**TASK STATEMENT**
Provide a single number: the count of lines containing the string "Собрание".

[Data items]

****

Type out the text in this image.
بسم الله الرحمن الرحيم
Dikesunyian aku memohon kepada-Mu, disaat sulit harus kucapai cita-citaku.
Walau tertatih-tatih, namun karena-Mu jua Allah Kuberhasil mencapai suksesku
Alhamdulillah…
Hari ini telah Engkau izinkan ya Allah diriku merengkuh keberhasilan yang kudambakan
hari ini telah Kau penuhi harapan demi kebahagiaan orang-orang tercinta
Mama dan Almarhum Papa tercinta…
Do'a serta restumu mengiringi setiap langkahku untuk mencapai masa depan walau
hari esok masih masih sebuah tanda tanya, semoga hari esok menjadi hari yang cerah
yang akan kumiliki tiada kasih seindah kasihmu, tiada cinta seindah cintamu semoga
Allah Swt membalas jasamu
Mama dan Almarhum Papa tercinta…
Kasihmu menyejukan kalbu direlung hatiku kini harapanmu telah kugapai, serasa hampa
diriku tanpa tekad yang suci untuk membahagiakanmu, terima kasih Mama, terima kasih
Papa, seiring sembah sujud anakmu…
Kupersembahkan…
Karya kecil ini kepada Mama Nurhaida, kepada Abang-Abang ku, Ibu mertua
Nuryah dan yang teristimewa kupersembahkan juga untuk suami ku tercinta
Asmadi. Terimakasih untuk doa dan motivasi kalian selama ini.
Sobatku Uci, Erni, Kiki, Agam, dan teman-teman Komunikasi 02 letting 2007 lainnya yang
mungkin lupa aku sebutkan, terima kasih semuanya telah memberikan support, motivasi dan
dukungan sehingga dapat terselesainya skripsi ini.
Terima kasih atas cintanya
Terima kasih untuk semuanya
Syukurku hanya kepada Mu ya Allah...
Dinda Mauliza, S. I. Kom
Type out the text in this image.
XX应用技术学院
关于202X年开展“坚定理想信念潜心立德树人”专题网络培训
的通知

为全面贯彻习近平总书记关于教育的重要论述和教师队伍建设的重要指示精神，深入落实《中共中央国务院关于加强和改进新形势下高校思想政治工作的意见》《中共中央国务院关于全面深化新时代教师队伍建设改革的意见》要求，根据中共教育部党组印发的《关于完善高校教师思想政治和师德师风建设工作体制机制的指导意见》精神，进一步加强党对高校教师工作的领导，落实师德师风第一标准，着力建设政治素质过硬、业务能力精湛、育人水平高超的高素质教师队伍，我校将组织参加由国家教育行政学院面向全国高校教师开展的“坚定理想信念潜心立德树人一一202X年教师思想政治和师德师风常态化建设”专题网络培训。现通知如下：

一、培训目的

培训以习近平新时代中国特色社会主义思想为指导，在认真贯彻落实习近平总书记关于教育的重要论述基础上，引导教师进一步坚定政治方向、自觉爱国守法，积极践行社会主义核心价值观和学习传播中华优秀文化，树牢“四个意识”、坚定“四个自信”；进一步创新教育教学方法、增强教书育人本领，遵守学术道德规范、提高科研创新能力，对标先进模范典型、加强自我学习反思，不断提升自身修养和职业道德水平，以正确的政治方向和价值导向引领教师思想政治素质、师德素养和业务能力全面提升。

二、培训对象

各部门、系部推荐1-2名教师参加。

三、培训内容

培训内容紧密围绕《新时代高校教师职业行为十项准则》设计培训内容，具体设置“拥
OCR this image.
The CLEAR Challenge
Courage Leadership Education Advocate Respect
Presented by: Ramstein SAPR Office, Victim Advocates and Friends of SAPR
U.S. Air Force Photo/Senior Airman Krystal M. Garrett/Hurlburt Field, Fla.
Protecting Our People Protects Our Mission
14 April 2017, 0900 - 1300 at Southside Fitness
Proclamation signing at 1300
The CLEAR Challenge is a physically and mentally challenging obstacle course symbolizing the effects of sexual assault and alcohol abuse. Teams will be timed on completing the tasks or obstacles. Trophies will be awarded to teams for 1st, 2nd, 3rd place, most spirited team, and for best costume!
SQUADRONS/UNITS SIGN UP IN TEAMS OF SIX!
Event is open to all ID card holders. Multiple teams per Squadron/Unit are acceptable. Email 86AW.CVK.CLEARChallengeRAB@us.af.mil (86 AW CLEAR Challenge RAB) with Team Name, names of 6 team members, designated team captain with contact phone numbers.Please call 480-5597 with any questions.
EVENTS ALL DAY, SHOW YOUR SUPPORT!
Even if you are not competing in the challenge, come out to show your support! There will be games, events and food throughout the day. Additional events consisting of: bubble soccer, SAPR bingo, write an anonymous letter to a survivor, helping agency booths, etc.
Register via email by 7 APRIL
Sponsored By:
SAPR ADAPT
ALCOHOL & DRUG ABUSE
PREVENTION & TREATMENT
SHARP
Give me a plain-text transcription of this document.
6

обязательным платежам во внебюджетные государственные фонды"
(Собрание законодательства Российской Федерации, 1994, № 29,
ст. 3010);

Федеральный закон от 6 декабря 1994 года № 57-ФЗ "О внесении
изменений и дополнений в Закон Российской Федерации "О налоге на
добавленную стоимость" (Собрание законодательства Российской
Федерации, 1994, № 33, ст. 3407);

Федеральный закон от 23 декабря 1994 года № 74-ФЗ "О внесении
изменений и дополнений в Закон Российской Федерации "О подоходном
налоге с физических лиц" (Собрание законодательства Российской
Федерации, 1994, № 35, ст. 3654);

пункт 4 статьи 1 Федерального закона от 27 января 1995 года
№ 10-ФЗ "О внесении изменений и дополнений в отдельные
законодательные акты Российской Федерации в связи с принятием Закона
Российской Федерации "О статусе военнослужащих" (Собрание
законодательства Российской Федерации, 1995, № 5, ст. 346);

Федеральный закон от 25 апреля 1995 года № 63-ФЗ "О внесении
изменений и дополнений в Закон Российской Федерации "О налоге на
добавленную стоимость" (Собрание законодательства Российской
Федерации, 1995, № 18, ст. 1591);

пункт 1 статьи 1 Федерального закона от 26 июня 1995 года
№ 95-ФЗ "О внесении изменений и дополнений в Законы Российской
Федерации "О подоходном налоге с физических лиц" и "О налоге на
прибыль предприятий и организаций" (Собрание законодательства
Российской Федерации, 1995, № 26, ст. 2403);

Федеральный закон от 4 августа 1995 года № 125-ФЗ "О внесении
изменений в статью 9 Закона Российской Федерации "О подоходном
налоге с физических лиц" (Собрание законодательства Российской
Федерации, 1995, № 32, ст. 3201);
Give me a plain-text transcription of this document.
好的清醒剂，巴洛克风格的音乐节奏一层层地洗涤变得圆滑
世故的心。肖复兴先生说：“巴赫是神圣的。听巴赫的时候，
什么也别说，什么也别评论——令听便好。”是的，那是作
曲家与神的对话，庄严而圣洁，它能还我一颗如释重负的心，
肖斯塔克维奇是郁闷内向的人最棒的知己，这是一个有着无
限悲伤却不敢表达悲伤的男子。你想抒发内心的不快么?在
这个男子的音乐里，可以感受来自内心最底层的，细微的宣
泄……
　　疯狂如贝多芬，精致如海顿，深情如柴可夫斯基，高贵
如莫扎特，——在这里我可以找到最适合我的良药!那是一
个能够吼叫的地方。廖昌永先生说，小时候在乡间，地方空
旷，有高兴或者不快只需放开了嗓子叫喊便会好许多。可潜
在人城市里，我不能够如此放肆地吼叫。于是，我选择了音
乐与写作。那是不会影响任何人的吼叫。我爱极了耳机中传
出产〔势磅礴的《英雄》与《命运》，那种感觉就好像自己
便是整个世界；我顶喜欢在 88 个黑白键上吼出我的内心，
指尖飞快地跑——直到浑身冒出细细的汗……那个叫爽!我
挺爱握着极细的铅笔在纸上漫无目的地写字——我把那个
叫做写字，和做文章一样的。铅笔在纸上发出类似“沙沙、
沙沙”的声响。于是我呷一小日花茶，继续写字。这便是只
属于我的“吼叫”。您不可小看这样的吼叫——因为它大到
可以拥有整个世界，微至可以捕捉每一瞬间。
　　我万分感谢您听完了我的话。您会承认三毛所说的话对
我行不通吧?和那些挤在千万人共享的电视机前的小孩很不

****

**ANSWER**
7